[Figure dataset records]
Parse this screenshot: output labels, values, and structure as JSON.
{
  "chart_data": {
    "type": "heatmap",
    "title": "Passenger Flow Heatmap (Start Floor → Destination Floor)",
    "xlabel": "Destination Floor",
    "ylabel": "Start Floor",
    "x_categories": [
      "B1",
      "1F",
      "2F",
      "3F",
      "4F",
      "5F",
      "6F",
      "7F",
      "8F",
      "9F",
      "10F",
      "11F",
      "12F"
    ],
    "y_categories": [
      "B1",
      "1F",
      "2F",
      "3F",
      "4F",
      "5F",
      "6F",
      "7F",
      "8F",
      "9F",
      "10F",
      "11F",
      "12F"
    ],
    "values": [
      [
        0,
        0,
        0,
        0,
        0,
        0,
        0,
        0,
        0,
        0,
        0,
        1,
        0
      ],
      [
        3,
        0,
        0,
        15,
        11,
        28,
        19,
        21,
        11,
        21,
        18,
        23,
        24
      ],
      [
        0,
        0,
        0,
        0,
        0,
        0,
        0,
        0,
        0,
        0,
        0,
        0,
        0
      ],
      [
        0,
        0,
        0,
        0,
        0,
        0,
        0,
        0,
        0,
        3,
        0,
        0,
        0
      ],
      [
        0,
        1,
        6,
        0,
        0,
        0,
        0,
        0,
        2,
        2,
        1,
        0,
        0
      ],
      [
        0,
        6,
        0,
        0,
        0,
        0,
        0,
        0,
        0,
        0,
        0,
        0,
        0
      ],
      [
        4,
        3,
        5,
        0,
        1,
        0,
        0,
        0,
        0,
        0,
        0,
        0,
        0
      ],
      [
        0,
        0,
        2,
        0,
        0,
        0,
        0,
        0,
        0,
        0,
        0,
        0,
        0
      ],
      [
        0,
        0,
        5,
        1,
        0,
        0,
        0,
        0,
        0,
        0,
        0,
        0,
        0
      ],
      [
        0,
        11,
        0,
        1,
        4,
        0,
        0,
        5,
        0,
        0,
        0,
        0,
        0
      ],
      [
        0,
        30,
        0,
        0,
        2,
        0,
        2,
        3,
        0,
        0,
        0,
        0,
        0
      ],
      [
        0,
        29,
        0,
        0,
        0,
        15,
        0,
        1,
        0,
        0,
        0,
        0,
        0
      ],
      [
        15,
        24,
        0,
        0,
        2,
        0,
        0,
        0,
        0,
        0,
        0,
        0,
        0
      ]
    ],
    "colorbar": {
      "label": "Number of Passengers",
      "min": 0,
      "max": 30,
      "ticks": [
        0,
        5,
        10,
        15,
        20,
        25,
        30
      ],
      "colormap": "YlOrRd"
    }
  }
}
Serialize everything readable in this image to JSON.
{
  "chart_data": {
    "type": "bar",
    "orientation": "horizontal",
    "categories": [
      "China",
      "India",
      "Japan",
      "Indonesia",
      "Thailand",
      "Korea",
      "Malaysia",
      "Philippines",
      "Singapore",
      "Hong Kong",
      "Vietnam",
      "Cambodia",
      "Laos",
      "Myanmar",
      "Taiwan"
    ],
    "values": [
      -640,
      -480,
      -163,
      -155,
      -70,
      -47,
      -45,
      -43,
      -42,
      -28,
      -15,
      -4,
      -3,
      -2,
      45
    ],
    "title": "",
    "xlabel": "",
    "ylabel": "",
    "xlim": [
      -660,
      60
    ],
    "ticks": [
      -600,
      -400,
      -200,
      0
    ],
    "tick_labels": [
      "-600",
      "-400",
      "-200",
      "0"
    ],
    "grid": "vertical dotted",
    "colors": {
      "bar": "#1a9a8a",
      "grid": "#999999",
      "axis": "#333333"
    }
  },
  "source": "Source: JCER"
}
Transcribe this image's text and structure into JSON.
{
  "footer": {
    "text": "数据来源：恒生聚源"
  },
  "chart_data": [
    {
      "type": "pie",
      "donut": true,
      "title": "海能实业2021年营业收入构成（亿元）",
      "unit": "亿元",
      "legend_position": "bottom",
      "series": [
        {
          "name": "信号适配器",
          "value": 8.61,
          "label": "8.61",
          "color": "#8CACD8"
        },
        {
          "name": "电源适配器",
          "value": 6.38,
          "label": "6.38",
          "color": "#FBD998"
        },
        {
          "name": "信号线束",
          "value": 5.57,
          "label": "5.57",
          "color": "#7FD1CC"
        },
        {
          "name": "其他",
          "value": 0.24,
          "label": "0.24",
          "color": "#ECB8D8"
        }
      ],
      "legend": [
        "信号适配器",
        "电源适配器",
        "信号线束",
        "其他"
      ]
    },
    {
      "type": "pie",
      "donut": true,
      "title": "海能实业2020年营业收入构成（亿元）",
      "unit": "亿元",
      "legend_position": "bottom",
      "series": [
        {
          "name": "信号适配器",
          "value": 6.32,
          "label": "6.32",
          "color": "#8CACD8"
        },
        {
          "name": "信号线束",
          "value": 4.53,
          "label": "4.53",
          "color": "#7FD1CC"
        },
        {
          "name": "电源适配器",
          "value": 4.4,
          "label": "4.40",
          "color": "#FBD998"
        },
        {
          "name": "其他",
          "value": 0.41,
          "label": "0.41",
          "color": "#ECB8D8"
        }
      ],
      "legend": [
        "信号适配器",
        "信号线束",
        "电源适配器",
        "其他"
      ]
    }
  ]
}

Exercise brief: Search the entries for "title" and copy out each line that has it.

Answer to this problem:
    "title": "Passenger Flow Heatmap (Start Floor → Destination Floor)",
    "title": "",
      "title": "海能实业2021年营业收入构成（亿元）",
      "title": "海能实业2020年营业收入构成（亿元）",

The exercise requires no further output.